[Items from a data source]
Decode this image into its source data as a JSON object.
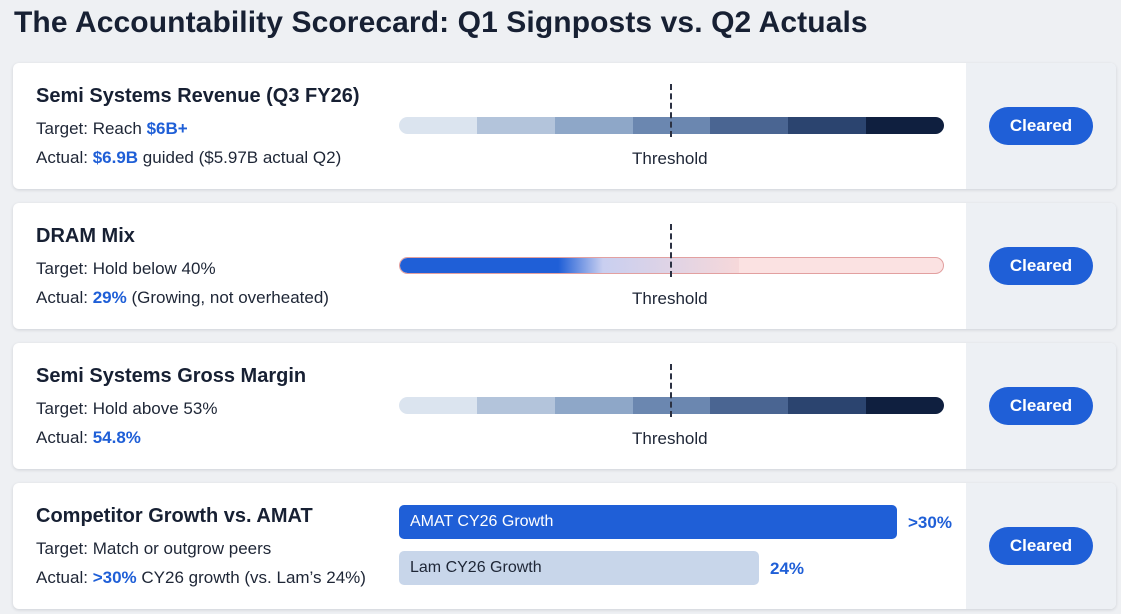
{
  "page": {
    "title": "The Accountability Scorecard: Q1 Signposts vs. Q2 Actuals"
  },
  "colors": {
    "accent": "#1f5fd7",
    "status_column": "#edf0f4",
    "bar_gradient": [
      "#dbe4ef",
      "#b3c4db",
      "#8ea7c8",
      "#6b87b0",
      "#4a6592",
      "#2b446f",
      "#0f1f3f"
    ],
    "dram_alert": "#fbe2e2"
  },
  "cards": [
    {
      "title": "Semi Systems Revenue (Q3 FY26)",
      "target_prefix": "Target: ",
      "target_text": "Reach ",
      "target_value": "$6B+",
      "actual_prefix": "Actual: ",
      "actual_value": "$6.9B",
      "actual_text": " guided ($5.97B actual Q2)",
      "threshold_label": "Threshold",
      "status": "Cleared"
    },
    {
      "title": "DRAM Mix",
      "target_prefix": "Target: ",
      "target_text": "Hold below 40%",
      "actual_prefix": "Actual: ",
      "actual_value": "29%",
      "actual_text": " (Growing, not overheated)",
      "threshold_label": "Threshold",
      "fill_fraction": 0.375,
      "status": "Cleared"
    },
    {
      "title": "Semi Systems Gross Margin",
      "target_prefix": "Target: ",
      "target_text": "Hold above 53%",
      "actual_prefix": "Actual: ",
      "actual_value": "54.8%",
      "threshold_label": "Threshold",
      "status": "Cleared"
    },
    {
      "title": "Competitor Growth vs. AMAT",
      "target_prefix": "Target: ",
      "target_text": "Match or outgrow peers",
      "actual_prefix": "Actual: ",
      "actual_value": ">30%",
      "actual_text": " CY26 growth (vs. Lam’s 24%)",
      "bars": [
        {
          "label": "AMAT CY26 Growth",
          "value_label": ">30%",
          "value": 30
        },
        {
          "label": "Lam CY26 Growth",
          "value_label": "24%",
          "value": 24
        }
      ],
      "status": "Cleared"
    }
  ]
}
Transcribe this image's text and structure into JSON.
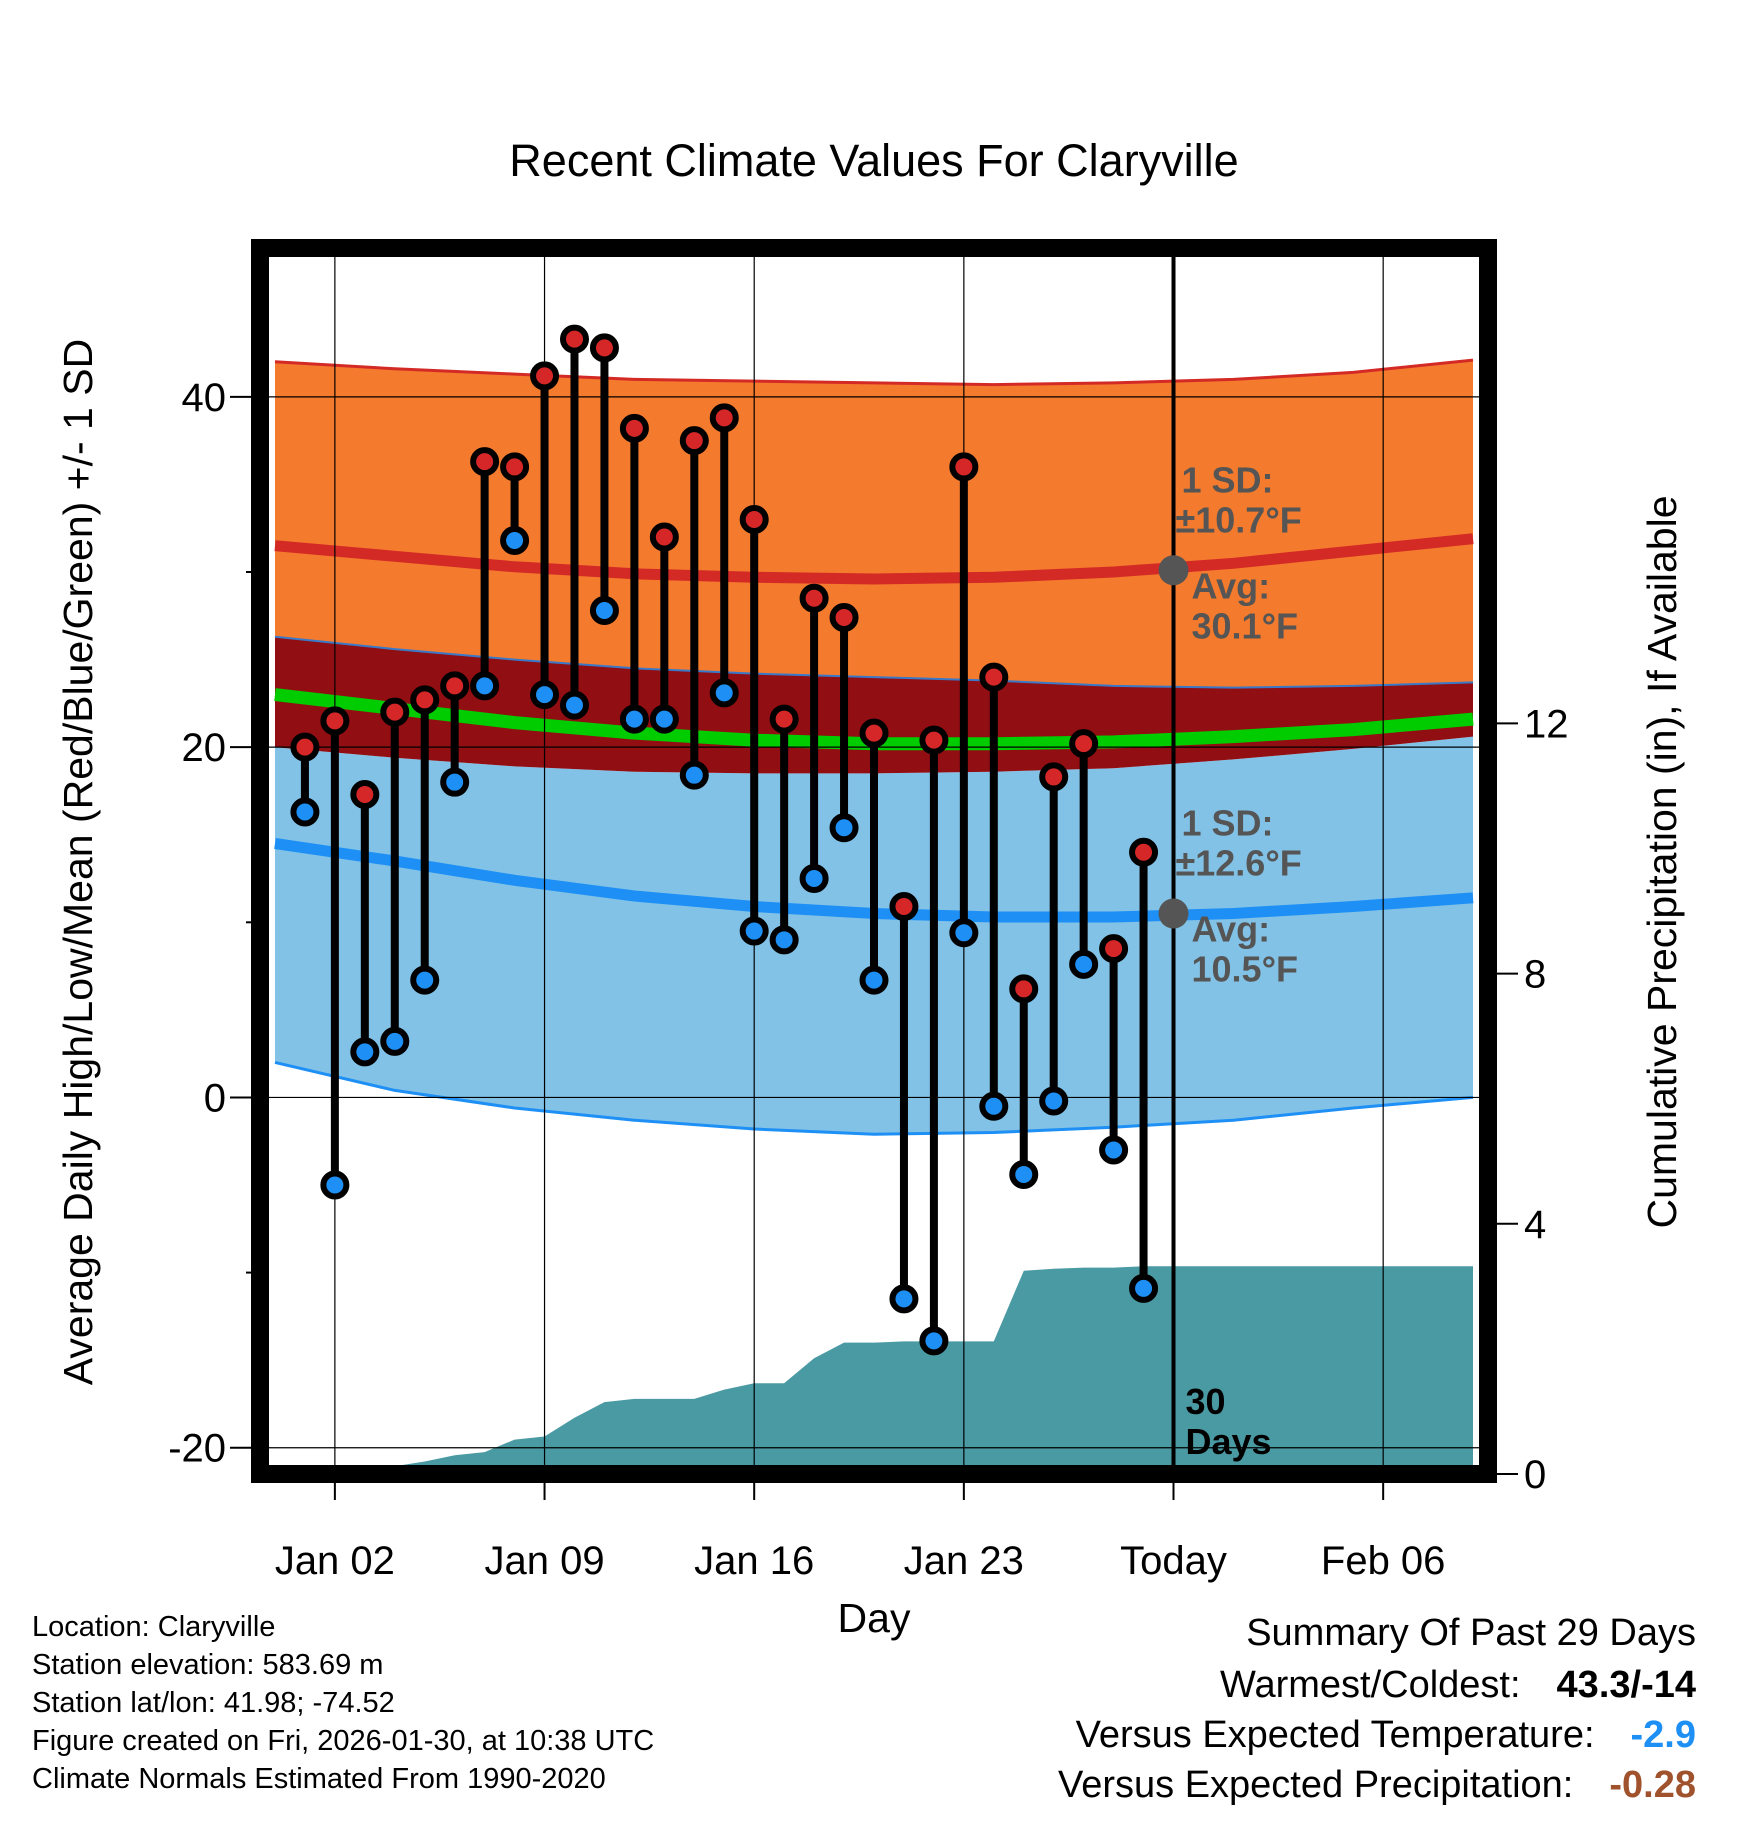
{
  "chart_data": {
    "type": "line",
    "title": "Recent Climate Values For Claryville",
    "xlabel": "Day",
    "ylabel": "Average Daily High/Low/Mean (Red/Blue/Green) +/- 1 SD",
    "y2label": "Cumulative Precipitation (in), If Available",
    "x_tick_labels": [
      "Jan 02",
      "Jan 09",
      "Jan 16",
      "Jan 23",
      "Today",
      "Feb 06"
    ],
    "x_tick_day": [
      2,
      9,
      16,
      23,
      30,
      37
    ],
    "xlim": [
      -0.5,
      40.5
    ],
    "today_day": 30,
    "ylim": [
      -21.5,
      48.5
    ],
    "y_ticks": [
      -20,
      0,
      20,
      40
    ],
    "y2_ticks": [
      0,
      4,
      8,
      12
    ],
    "y2_per_temp_unit": 0.28,
    "colors": {
      "high_band": "#f47a2d",
      "high_avg": "#d42a26",
      "low_band": "#82c2e7",
      "low_avg": "#1e90f5",
      "overlap": "#910e12",
      "mean_avg": "#00cc00",
      "precip": "#4a9aa4",
      "high_marker": "#d62728",
      "low_marker": "#1e90f5",
      "annot": "#555555",
      "cold_value": "#1e90f5",
      "dry_value": "#a0522d"
    },
    "climatology_days": [
      0,
      4,
      8,
      12,
      16,
      20,
      24,
      28,
      32,
      36,
      40
    ],
    "normal_high_avg": [
      31.5,
      30.9,
      30.3,
      29.9,
      29.7,
      29.6,
      29.7,
      30.0,
      30.5,
      31.2,
      31.9
    ],
    "normal_high_lower": [
      26.3,
      25.6,
      25.0,
      24.5,
      24.2,
      24.0,
      23.8,
      23.5,
      23.4,
      23.5,
      23.7
    ],
    "normal_high_upper": [
      42.0,
      41.6,
      41.3,
      41.0,
      40.9,
      40.8,
      40.7,
      40.8,
      41.0,
      41.4,
      42.1
    ],
    "normal_low_avg": [
      14.5,
      13.5,
      12.4,
      11.5,
      10.9,
      10.5,
      10.3,
      10.3,
      10.5,
      10.9,
      11.4
    ],
    "normal_low_lower": [
      2.0,
      0.4,
      -0.6,
      -1.3,
      -1.8,
      -2.1,
      -2.0,
      -1.7,
      -1.3,
      -0.6,
      0.0
    ],
    "normal_low_upper": [
      20.0,
      19.4,
      18.9,
      18.6,
      18.5,
      18.5,
      18.6,
      18.8,
      19.3,
      19.9,
      20.6
    ],
    "normal_mean_avg": [
      23.0,
      22.2,
      21.4,
      20.8,
      20.4,
      20.2,
      20.2,
      20.3,
      20.6,
      21.0,
      21.6
    ],
    "observed": {
      "days": [
        1,
        2,
        3,
        4,
        5,
        6,
        7,
        8,
        9,
        10,
        11,
        12,
        13,
        14,
        15,
        16,
        17,
        18,
        19,
        20,
        21,
        22,
        23,
        24,
        25,
        26,
        27,
        28,
        29
      ],
      "high": [
        20.0,
        21.5,
        17.3,
        22.0,
        22.7,
        23.5,
        36.3,
        36.0,
        41.2,
        43.3,
        42.8,
        38.2,
        32.0,
        37.5,
        38.8,
        33.0,
        21.6,
        28.5,
        27.4,
        20.8,
        10.9,
        20.4,
        36.0,
        24.0,
        6.2,
        18.3,
        20.2,
        8.5,
        14.0
      ],
      "low": [
        16.3,
        -5.0,
        2.6,
        3.2,
        6.7,
        18.0,
        23.5,
        31.8,
        23.0,
        22.4,
        27.8,
        21.6,
        21.6,
        18.4,
        23.1,
        9.5,
        9.0,
        12.5,
        15.4,
        6.7,
        -11.5,
        -13.9,
        9.4,
        -0.5,
        -4.4,
        -0.2,
        7.6,
        -3.0,
        -10.9
      ]
    },
    "cumulative_precip": {
      "days": [
        1,
        3,
        5,
        6,
        7,
        8,
        9,
        10,
        11,
        12,
        13,
        14,
        15,
        16,
        17,
        18,
        19,
        20,
        21,
        22,
        23,
        24,
        25,
        26,
        27,
        28,
        29,
        30,
        40
      ],
      "values": [
        0.0,
        0.05,
        0.2,
        0.3,
        0.35,
        0.55,
        0.6,
        0.9,
        1.15,
        1.2,
        1.2,
        1.2,
        1.35,
        1.45,
        1.45,
        1.85,
        2.1,
        2.1,
        2.12,
        2.12,
        2.12,
        2.12,
        3.25,
        3.28,
        3.3,
        3.3,
        3.32,
        3.32,
        3.32
      ]
    },
    "annotations": {
      "high_sd_title": "1 SD:",
      "high_sd_value": "±10.7°F",
      "high_avg_title": "Avg:",
      "high_avg_value": "30.1°F",
      "low_sd_title": "1 SD:",
      "low_sd_value": "±12.6°F",
      "low_avg_title": "Avg:",
      "low_avg_value": "10.5°F",
      "window_number": "30",
      "window_unit": "Days"
    }
  },
  "footer": {
    "location": "Location: Claryville",
    "elevation": "Station elevation: 583.69 m",
    "latlon": "Station lat/lon: 41.98; -74.52",
    "created": "Figure created on Fri, 2026-01-30, at 10:38 UTC",
    "normals": "Climate Normals Estimated From 1990-2020"
  },
  "summary": {
    "heading": "Summary Of Past 29 Days",
    "extremes_label": "Warmest/Coldest:",
    "extremes_value": "43.3/-14",
    "temp_label": "Versus Expected Temperature:",
    "temp_value": "-2.9",
    "precip_label": "Versus Expected Precipitation:",
    "precip_value": "-0.28"
  }
}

» Directive
Pick out the lines above that hold the string "into" and show them.

» Exercise output
Decode this image into its source data as a JSON object.
Transcribe this image's text and structure into JSON.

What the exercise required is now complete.